(Task details): Lines that contain the string "name" are to be copied; leave out all others.

(Raw records):
++++++
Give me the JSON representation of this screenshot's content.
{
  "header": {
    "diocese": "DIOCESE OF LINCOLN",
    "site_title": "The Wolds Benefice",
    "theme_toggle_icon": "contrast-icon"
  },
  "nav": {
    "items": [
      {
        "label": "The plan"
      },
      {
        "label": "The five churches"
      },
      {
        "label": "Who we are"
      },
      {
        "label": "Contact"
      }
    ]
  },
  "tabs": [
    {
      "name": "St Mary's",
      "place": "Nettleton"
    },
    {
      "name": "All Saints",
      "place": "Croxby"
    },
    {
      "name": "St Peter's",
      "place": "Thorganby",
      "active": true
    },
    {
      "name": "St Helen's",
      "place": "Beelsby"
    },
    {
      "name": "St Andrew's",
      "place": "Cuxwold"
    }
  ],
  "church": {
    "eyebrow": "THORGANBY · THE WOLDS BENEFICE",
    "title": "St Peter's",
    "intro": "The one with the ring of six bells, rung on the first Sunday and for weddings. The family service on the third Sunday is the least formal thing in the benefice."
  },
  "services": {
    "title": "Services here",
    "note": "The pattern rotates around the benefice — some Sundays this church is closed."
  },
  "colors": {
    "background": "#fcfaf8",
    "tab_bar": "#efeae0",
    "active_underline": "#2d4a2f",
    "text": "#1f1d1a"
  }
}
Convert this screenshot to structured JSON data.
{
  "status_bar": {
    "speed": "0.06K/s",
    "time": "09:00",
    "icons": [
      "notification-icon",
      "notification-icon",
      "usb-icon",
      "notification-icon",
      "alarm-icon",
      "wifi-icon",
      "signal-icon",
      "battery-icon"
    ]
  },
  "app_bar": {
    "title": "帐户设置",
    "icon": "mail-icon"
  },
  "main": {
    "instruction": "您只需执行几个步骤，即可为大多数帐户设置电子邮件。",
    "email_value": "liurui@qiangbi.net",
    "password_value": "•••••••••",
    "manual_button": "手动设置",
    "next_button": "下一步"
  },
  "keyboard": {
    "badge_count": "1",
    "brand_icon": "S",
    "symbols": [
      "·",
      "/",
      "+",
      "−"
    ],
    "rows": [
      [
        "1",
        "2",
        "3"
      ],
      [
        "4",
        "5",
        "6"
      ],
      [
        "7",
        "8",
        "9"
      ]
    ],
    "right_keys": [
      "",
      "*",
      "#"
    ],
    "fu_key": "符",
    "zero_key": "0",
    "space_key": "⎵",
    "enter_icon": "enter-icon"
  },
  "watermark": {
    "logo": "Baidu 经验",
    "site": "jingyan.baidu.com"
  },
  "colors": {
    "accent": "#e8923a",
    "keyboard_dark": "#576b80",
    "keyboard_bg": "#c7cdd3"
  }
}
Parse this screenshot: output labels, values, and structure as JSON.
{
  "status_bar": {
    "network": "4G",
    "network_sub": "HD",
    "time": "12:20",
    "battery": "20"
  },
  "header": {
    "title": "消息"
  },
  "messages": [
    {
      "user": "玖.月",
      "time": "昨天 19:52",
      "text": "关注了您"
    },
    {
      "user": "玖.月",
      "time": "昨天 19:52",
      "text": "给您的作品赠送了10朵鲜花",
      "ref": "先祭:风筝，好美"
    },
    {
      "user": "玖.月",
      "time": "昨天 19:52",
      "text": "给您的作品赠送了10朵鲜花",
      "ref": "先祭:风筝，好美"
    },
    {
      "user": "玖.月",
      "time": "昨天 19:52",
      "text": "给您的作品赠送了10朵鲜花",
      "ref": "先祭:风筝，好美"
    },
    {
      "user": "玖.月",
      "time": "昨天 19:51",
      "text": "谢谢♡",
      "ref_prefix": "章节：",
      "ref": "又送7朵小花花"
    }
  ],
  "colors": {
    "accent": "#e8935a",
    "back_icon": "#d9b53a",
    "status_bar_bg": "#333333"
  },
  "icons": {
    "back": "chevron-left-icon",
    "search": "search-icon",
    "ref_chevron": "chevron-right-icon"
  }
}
++++++
(Answer to the exercise):
      "name": "St Mary's",
      "name": "All Saints",
      "name": "St Peter's",
      "name": "St Helen's",
      "name": "St Andrew's",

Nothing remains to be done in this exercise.